Data section:
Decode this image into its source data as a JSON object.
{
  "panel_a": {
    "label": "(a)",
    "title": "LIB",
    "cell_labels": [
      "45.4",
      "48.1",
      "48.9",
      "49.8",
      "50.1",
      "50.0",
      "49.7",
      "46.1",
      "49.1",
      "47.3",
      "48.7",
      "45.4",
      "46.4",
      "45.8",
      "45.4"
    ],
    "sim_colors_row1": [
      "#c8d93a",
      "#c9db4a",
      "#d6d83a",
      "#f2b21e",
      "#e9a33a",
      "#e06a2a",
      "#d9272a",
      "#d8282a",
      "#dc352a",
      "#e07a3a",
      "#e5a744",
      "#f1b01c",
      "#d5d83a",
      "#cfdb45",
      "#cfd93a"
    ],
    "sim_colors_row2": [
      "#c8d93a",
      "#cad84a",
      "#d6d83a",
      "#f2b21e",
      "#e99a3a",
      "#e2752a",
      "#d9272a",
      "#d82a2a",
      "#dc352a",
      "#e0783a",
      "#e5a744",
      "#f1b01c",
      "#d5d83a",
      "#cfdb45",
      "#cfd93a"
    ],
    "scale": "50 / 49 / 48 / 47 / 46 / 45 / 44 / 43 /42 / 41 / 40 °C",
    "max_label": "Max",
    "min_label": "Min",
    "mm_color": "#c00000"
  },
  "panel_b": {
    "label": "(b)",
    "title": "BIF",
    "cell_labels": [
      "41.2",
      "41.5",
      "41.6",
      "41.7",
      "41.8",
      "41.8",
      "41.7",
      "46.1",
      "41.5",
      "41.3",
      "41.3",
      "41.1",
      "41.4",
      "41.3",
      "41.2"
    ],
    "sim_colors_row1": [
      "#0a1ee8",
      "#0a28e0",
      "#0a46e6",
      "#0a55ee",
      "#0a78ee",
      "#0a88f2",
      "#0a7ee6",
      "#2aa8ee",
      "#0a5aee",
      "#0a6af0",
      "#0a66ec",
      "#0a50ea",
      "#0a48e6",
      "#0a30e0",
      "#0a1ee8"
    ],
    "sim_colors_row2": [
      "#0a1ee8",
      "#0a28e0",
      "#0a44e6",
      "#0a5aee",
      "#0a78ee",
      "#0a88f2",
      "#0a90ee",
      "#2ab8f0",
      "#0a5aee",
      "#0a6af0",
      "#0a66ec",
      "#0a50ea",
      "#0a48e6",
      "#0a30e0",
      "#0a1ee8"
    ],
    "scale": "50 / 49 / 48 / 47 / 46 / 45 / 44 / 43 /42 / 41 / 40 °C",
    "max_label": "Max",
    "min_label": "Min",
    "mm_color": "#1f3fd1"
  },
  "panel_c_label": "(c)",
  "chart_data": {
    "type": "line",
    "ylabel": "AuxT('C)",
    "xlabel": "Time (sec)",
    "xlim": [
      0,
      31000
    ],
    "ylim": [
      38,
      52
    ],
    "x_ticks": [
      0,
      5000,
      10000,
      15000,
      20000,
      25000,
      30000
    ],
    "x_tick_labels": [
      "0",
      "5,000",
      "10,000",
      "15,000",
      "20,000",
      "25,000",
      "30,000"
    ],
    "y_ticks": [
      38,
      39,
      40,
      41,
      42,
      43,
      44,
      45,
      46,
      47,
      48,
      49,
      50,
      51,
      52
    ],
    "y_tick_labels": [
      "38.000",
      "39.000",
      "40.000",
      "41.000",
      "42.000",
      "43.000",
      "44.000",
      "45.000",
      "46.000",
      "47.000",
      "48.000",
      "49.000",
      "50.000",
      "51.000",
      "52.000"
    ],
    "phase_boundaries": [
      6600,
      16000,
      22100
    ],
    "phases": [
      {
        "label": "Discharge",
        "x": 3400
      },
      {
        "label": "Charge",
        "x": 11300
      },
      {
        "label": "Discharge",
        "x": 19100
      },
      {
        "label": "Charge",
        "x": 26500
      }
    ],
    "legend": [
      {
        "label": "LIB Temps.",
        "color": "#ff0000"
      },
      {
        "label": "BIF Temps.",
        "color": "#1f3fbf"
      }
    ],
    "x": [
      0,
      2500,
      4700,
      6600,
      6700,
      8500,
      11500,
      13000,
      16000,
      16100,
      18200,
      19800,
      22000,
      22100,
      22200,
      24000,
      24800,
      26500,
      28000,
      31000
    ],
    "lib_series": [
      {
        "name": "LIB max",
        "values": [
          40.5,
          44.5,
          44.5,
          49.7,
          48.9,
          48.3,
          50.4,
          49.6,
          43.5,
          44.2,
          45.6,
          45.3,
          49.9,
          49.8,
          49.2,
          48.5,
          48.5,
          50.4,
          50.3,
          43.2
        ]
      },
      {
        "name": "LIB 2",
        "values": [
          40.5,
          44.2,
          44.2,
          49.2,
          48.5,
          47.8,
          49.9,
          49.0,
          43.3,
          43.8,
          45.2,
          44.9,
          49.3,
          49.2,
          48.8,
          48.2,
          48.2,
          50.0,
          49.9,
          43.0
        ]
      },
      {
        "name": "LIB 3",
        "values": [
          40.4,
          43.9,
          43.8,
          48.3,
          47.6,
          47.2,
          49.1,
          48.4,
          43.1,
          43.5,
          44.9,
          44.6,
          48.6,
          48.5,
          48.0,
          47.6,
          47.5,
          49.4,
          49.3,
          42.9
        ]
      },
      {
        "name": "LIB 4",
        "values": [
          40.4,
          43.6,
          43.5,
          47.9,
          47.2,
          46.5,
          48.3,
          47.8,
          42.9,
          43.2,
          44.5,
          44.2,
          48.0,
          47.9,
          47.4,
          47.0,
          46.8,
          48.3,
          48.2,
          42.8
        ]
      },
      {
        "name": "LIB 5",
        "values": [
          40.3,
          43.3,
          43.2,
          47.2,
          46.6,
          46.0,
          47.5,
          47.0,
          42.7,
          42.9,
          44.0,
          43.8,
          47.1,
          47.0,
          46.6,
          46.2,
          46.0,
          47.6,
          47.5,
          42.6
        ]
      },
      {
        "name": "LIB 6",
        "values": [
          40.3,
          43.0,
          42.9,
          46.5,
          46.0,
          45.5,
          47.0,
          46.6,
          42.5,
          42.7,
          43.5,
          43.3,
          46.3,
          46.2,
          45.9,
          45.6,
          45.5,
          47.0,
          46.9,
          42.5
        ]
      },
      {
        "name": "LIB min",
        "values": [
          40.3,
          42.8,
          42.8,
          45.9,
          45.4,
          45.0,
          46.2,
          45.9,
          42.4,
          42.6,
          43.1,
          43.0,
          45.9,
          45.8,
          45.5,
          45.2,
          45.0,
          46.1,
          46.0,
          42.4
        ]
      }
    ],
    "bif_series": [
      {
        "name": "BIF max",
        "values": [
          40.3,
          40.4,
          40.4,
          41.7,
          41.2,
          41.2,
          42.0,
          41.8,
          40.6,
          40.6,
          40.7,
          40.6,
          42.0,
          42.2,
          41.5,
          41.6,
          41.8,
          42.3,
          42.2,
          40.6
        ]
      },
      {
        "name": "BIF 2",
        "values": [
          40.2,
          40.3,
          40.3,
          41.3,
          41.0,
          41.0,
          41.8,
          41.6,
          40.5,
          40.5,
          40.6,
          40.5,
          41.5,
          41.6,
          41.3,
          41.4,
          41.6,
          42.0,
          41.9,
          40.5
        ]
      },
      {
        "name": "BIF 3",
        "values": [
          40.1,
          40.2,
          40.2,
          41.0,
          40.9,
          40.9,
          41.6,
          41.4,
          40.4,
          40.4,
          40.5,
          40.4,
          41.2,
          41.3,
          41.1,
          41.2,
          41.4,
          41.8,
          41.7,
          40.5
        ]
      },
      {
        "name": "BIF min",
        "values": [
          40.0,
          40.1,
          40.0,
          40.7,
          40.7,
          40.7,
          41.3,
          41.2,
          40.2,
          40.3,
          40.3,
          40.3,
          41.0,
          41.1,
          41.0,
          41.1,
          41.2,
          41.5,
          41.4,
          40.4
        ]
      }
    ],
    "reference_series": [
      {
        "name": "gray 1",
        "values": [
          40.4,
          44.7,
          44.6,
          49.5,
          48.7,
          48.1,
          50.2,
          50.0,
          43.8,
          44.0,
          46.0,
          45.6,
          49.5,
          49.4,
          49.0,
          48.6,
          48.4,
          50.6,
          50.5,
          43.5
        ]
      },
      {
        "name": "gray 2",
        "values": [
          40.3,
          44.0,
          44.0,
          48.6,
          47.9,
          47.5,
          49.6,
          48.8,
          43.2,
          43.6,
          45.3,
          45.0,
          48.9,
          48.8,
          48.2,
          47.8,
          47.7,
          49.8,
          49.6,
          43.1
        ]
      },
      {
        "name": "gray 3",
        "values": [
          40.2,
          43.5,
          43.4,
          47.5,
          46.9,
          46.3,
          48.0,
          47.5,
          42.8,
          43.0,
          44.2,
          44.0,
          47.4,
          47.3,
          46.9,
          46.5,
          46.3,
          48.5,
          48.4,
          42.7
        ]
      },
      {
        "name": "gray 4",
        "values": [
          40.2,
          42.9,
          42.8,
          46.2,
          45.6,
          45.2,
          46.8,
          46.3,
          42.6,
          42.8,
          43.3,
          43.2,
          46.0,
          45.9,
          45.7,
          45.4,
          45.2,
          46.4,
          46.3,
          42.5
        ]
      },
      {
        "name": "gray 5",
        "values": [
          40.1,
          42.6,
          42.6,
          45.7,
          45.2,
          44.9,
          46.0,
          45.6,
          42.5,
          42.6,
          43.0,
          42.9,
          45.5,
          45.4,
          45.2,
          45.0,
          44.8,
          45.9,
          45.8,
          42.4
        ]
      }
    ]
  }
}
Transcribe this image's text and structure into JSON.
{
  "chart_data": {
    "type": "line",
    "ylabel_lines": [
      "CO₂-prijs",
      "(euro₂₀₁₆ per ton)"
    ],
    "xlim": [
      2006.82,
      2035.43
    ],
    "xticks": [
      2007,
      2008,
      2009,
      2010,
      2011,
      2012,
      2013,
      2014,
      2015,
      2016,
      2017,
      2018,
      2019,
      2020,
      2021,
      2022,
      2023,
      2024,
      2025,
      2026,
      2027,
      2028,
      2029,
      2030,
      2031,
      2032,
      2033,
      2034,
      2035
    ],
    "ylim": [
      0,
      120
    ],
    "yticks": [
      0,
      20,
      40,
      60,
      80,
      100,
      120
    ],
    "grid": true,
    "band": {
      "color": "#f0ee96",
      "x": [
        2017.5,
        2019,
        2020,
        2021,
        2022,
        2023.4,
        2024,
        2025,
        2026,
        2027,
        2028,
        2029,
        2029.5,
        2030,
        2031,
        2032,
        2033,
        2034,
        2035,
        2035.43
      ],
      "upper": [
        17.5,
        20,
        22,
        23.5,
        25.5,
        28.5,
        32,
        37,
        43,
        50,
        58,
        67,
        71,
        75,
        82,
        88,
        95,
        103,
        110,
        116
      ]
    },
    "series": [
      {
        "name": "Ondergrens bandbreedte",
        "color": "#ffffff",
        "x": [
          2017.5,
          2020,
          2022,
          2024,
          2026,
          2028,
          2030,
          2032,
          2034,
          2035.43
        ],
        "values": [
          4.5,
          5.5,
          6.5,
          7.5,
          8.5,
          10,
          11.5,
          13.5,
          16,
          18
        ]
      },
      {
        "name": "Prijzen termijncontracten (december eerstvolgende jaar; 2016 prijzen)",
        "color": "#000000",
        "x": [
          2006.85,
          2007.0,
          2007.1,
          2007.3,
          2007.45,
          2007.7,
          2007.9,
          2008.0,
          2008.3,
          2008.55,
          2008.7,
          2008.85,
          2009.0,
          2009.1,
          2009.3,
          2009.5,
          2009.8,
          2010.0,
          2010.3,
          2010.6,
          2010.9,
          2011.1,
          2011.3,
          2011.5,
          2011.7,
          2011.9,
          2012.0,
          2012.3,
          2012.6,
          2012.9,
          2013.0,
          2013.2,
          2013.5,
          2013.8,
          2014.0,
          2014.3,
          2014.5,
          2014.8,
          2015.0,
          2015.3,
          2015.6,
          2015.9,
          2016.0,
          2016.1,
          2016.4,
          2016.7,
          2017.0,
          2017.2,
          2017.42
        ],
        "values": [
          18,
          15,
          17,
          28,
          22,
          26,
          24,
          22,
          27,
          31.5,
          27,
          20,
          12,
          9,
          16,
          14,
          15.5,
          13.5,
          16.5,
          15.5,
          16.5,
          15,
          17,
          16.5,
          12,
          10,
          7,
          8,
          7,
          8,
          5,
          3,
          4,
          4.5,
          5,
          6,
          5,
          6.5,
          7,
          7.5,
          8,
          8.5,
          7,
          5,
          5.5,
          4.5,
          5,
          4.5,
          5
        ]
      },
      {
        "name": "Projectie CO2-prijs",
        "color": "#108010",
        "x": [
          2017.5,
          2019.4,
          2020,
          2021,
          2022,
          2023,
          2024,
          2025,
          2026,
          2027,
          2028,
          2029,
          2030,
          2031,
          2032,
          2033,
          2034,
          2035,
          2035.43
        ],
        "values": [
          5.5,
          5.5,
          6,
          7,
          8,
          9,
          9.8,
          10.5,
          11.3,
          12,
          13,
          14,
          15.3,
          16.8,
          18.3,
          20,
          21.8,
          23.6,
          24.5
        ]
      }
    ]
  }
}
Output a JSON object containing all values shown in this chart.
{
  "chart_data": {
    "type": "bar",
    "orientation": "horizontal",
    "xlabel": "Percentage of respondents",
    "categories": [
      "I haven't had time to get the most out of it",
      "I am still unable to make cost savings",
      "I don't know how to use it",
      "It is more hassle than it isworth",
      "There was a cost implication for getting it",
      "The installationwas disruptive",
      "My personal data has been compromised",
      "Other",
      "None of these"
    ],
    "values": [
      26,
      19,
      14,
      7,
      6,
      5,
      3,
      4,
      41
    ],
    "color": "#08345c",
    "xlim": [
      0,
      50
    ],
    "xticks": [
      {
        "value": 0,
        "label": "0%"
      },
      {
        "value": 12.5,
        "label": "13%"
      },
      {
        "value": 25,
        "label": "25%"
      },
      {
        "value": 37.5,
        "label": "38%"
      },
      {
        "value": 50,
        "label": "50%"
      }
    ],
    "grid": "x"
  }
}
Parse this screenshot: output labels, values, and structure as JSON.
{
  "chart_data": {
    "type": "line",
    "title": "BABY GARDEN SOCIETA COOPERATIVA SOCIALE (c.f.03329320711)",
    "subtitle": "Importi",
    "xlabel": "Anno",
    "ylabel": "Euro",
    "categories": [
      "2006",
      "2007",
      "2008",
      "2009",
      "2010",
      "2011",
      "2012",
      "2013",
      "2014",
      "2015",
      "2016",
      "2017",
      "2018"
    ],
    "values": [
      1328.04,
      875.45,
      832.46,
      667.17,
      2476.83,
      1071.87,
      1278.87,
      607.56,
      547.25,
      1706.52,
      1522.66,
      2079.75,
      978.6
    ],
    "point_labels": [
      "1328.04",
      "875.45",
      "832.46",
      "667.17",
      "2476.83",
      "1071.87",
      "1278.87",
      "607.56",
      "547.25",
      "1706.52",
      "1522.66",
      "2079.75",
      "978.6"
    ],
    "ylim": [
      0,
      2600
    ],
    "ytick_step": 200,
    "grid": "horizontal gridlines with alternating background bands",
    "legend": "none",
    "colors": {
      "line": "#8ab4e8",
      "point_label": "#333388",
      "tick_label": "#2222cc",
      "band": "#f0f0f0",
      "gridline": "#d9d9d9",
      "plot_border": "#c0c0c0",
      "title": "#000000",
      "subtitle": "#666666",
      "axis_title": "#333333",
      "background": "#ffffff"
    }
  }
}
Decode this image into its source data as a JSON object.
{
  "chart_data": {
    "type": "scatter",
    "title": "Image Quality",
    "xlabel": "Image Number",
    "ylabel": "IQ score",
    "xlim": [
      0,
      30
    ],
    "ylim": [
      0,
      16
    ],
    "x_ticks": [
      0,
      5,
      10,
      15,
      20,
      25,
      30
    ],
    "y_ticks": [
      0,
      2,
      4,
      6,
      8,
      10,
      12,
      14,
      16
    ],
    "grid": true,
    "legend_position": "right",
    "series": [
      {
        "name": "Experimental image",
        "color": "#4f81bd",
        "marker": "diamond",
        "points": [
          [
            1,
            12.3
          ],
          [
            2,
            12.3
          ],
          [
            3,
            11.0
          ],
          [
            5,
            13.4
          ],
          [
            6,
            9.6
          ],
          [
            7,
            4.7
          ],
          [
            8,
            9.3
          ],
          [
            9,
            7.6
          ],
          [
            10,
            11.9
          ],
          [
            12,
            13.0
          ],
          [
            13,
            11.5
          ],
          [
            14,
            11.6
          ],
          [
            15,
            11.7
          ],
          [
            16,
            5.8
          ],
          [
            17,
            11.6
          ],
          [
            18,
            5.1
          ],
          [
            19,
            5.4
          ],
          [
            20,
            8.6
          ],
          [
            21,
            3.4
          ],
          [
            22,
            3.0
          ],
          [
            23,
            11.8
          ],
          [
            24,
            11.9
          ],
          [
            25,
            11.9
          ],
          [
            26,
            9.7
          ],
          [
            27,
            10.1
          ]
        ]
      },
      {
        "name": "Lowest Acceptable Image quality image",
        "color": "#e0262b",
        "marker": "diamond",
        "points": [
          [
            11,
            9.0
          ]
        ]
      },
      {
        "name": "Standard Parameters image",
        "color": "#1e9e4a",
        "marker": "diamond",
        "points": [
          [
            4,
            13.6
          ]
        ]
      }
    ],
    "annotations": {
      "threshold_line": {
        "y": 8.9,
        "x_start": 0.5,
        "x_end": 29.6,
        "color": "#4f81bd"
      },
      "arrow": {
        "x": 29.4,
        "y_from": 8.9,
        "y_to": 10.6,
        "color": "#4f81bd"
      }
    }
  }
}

Work to complete: Within the listing above, find every line containing the string "xlabel" and return it.

Answer below:
    "xlabel": "Time (sec)",
    "xlabel": "Percentage of respondents",
    "xlabel": "Anno",
    "xlabel": "Image Number",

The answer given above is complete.